[Source data]
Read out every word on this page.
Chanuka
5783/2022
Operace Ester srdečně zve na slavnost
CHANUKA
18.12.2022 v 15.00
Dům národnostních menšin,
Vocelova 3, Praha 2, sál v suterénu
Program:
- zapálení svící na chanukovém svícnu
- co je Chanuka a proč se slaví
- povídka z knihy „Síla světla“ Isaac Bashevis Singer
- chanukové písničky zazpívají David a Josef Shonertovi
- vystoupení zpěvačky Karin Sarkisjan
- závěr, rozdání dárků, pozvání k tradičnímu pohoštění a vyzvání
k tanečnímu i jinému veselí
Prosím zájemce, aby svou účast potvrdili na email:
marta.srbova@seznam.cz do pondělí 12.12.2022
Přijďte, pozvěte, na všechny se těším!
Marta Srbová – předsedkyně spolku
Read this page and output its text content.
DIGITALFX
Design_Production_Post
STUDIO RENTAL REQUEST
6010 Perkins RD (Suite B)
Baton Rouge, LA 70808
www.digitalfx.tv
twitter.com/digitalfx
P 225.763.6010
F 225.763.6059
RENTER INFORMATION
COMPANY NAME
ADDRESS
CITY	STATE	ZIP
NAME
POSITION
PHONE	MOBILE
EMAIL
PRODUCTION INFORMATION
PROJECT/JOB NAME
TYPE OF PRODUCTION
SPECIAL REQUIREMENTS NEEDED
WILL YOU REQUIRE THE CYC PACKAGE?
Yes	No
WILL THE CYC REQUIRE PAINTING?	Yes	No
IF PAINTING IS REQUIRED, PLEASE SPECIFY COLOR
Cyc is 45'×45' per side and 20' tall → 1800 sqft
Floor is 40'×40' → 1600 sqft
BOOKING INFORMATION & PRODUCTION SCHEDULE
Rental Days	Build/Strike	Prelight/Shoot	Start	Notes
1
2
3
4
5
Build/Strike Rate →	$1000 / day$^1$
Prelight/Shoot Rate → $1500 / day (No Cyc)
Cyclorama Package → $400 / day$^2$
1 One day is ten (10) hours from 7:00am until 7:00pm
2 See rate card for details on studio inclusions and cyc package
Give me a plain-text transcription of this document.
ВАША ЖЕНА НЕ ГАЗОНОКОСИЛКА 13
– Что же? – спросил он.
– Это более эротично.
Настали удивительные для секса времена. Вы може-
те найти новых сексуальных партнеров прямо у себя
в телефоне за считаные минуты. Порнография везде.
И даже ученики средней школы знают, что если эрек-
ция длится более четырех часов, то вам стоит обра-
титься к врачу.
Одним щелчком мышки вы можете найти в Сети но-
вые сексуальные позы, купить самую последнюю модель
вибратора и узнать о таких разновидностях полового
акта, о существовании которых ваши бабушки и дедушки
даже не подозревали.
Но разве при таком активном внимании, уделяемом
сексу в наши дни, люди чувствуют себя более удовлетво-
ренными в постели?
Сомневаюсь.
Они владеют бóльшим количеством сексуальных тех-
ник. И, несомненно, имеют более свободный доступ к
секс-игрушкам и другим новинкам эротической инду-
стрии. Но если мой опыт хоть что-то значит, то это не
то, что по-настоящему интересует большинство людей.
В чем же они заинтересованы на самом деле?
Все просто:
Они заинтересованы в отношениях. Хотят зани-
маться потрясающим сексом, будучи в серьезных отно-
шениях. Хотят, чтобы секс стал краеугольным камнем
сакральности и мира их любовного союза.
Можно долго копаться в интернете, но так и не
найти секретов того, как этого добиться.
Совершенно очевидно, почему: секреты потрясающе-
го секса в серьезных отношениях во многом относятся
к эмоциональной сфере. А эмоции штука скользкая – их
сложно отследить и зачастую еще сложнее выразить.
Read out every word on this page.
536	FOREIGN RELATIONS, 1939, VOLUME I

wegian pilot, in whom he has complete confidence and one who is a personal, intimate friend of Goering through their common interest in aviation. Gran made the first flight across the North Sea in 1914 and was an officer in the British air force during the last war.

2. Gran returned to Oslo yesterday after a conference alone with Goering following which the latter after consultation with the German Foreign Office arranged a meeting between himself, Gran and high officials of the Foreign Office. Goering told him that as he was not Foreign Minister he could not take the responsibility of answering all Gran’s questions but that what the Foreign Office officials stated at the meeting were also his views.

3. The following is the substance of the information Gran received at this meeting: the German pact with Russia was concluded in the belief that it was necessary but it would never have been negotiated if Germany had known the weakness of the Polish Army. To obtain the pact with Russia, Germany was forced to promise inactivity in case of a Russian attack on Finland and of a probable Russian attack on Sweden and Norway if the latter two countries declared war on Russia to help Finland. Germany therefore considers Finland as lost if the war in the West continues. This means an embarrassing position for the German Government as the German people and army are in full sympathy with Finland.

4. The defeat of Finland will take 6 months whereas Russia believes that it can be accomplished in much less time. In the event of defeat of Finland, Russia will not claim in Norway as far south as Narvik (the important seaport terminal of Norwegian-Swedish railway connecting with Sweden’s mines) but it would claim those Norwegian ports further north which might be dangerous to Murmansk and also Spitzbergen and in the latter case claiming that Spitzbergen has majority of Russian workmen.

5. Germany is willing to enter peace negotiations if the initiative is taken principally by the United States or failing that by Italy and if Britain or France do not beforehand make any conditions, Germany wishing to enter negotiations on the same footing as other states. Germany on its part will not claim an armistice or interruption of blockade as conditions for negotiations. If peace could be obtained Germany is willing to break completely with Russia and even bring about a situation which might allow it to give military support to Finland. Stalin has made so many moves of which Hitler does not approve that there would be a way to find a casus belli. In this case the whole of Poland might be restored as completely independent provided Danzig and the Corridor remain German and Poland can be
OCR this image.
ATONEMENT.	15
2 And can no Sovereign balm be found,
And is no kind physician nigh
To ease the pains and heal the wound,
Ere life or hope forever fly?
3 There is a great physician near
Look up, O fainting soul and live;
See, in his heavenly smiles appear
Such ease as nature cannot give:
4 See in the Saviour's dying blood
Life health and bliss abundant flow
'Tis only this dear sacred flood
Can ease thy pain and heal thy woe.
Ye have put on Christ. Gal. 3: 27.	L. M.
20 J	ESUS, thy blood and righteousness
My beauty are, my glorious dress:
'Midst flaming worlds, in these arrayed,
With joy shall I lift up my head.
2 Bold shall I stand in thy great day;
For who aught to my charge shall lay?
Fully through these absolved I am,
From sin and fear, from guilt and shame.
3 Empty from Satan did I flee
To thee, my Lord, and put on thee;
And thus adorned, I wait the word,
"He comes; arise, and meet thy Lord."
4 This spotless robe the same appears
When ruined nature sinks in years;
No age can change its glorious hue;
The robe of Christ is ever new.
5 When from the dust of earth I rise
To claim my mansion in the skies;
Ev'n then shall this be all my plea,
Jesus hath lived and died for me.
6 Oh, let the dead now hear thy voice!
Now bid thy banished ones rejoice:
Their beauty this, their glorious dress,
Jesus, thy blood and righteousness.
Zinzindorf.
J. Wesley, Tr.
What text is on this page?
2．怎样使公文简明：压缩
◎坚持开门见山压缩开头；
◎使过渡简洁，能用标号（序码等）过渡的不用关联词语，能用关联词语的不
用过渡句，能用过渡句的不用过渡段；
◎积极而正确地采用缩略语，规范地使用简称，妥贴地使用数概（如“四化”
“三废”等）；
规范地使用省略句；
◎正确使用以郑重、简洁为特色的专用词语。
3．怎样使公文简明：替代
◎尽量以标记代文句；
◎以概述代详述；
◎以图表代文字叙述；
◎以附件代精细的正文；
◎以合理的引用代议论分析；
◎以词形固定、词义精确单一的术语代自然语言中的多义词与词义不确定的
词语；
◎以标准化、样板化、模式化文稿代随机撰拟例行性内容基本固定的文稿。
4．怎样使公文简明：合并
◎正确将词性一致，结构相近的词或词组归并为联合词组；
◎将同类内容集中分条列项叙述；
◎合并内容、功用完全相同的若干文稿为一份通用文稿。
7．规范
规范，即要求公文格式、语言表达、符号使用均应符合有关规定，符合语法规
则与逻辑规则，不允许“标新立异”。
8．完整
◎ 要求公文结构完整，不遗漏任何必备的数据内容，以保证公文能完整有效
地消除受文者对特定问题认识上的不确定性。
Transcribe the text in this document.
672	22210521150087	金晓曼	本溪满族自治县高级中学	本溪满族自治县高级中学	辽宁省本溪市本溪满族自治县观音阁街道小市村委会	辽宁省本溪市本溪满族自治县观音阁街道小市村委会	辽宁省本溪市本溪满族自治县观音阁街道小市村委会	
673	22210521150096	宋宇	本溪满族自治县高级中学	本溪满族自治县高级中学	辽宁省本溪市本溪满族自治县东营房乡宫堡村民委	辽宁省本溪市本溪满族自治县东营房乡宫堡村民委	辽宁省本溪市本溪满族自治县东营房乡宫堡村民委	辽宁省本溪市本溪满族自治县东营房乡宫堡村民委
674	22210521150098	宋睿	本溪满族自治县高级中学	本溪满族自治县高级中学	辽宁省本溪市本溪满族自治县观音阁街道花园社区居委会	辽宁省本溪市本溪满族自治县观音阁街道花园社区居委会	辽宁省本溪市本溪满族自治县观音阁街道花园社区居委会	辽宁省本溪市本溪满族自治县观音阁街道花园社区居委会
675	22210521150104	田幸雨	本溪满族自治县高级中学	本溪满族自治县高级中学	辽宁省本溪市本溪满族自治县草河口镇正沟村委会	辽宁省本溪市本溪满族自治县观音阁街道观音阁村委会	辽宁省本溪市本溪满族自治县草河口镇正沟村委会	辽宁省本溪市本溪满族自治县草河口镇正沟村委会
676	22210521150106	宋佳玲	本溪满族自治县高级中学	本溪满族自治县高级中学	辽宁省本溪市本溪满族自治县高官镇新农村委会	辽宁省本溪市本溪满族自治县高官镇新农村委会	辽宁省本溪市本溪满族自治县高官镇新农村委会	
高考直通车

# Do this
The word "glorious" may turn up on some lines of these records; say how many, with no other words.

# Exercise result
3